[Begin RECORDS PROVIDED]
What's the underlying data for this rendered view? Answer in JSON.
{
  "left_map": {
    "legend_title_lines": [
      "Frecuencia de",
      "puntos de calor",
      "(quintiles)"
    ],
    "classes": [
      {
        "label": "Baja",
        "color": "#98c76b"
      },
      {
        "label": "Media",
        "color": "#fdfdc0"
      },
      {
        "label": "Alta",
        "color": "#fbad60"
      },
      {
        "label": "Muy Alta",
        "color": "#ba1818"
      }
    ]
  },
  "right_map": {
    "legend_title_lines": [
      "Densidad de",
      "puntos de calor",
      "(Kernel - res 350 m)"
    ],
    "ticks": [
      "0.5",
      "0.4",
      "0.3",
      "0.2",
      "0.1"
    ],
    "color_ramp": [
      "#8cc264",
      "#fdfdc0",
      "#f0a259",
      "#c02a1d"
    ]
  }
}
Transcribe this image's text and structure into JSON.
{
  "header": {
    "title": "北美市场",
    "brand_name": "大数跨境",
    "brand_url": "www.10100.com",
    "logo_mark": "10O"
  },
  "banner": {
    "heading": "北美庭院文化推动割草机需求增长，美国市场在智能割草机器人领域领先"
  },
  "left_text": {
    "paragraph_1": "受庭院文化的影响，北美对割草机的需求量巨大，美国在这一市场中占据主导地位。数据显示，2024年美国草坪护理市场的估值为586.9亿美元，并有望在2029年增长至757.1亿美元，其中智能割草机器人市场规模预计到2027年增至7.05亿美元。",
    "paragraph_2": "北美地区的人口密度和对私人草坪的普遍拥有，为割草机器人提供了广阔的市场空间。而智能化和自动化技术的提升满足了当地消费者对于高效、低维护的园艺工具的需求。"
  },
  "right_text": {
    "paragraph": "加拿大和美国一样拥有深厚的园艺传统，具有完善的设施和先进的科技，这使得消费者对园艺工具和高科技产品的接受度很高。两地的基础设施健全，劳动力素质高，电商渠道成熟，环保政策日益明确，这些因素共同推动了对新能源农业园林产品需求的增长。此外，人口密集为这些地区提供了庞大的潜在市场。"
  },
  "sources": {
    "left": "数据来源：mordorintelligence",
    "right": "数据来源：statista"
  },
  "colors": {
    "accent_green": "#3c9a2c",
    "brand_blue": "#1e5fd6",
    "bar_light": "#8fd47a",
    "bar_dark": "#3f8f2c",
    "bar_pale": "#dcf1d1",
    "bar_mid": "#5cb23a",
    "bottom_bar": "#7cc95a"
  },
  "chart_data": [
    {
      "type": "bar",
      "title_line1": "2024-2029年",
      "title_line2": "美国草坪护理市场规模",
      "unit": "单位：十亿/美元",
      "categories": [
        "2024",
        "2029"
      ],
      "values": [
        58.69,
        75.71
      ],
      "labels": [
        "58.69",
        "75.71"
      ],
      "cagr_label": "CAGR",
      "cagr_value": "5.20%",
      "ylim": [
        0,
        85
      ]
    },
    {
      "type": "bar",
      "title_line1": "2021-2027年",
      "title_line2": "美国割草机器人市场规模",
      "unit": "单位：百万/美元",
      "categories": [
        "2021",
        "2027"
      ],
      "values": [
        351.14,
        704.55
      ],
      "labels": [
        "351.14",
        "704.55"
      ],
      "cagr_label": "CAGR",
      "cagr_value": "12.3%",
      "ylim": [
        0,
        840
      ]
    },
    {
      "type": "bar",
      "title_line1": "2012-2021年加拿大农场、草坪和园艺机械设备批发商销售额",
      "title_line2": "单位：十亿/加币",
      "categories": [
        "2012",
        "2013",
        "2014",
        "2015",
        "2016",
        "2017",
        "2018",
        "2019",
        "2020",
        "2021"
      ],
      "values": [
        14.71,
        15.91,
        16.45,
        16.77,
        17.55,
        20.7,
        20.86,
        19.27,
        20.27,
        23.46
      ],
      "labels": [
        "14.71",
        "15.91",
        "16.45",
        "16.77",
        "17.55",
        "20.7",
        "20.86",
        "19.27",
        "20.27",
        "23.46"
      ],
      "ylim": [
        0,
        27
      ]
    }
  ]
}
[End RECORDS PROVIDED]
#### PROBLEM REQUIREMENTS
Output the listing above without altering a single character.

#### FINAL ANSWER
What's the underlying data for this rendered view? Answer in JSON.
{
  "left_map": {
    "legend_title_lines": [
      "Frecuencia de",
      "puntos de calor",
      "(quintiles)"
    ],
    "classes": [
      {
        "label": "Baja",
        "color": "#98c76b"
      },
      {
        "label": "Media",
        "color": "#fdfdc0"
      },
      {
        "label": "Alta",
        "color": "#fbad60"
      },
      {
        "label": "Muy Alta",
        "color": "#ba1818"
      }
    ]
  },
  "right_map": {
    "legend_title_lines": [
      "Densidad de",
      "puntos de calor",
      "(Kernel - res 350 m)"
    ],
    "ticks": [
      "0.5",
      "0.4",
      "0.3",
      "0.2",
      "0.1"
    ],
    "color_ramp": [
      "#8cc264",
      "#fdfdc0",
      "#f0a259",
      "#c02a1d"
    ]
  }
}
Transcribe this image's text and structure into JSON.
{
  "header": {
    "title": "北美市场",
    "brand_name": "大数跨境",
    "brand_url": "www.10100.com",
    "logo_mark": "10O"
  },
  "banner": {
    "heading": "北美庭院文化推动割草机需求增长，美国市场在智能割草机器人领域领先"
  },
  "left_text": {
    "paragraph_1": "受庭院文化的影响，北美对割草机的需求量巨大，美国在这一市场中占据主导地位。数据显示，2024年美国草坪护理市场的估值为586.9亿美元，并有望在2029年增长至757.1亿美元，其中智能割草机器人市场规模预计到2027年增至7.05亿美元。",
    "paragraph_2": "北美地区的人口密度和对私人草坪的普遍拥有，为割草机器人提供了广阔的市场空间。而智能化和自动化技术的提升满足了当地消费者对于高效、低维护的园艺工具的需求。"
  },
  "right_text": {
    "paragraph": "加拿大和美国一样拥有深厚的园艺传统，具有完善的设施和先进的科技，这使得消费者对园艺工具和高科技产品的接受度很高。两地的基础设施健全，劳动力素质高，电商渠道成熟，环保政策日益明确，这些因素共同推动了对新能源农业园林产品需求的增长。此外，人口密集为这些地区提供了庞大的潜在市场。"
  },
  "sources": {
    "left": "数据来源：mordorintelligence",
    "right": "数据来源：statista"
  },
  "colors": {
    "accent_green": "#3c9a2c",
    "brand_blue": "#1e5fd6",
    "bar_light": "#8fd47a",
    "bar_dark": "#3f8f2c",
    "bar_pale": "#dcf1d1",
    "bar_mid": "#5cb23a",
    "bottom_bar": "#7cc95a"
  },
  "chart_data": [
    {
      "type": "bar",
      "title_line1": "2024-2029年",
      "title_line2": "美国草坪护理市场规模",
      "unit": "单位：十亿/美元",
      "categories": [
        "2024",
        "2029"
      ],
      "values": [
        58.69,
        75.71
      ],
      "labels": [
        "58.69",
        "75.71"
      ],
      "cagr_label": "CAGR",
      "cagr_value": "5.20%",
      "ylim": [
        0,
        85
      ]
    },
    {
      "type": "bar",
      "title_line1": "2021-2027年",
      "title_line2": "美国割草机器人市场规模",
      "unit": "单位：百万/美元",
      "categories": [
        "2021",
        "2027"
      ],
      "values": [
        351.14,
        704.55
      ],
      "labels": [
        "351.14",
        "704.55"
      ],
      "cagr_label": "CAGR",
      "cagr_value": "12.3%",
      "ylim": [
        0,
        840
      ]
    },
    {
      "type": "bar",
      "title_line1": "2012-2021年加拿大农场、草坪和园艺机械设备批发商销售额",
      "title_line2": "单位：十亿/加币",
      "categories": [
        "2012",
        "2013",
        "2014",
        "2015",
        "2016",
        "2017",
        "2018",
        "2019",
        "2020",
        "2021"
      ],
      "values": [
        14.71,
        15.91,
        16.45,
        16.77,
        17.55,
        20.7,
        20.86,
        19.27,
        20.27,
        23.46
      ],
      "labels": [
        "14.71",
        "15.91",
        "16.45",
        "16.77",
        "17.55",
        "20.7",
        "20.86",
        "19.27",
        "20.27",
        "23.46"
      ],
      "ylim": [
        0,
        27
      ]
    }
  ]
}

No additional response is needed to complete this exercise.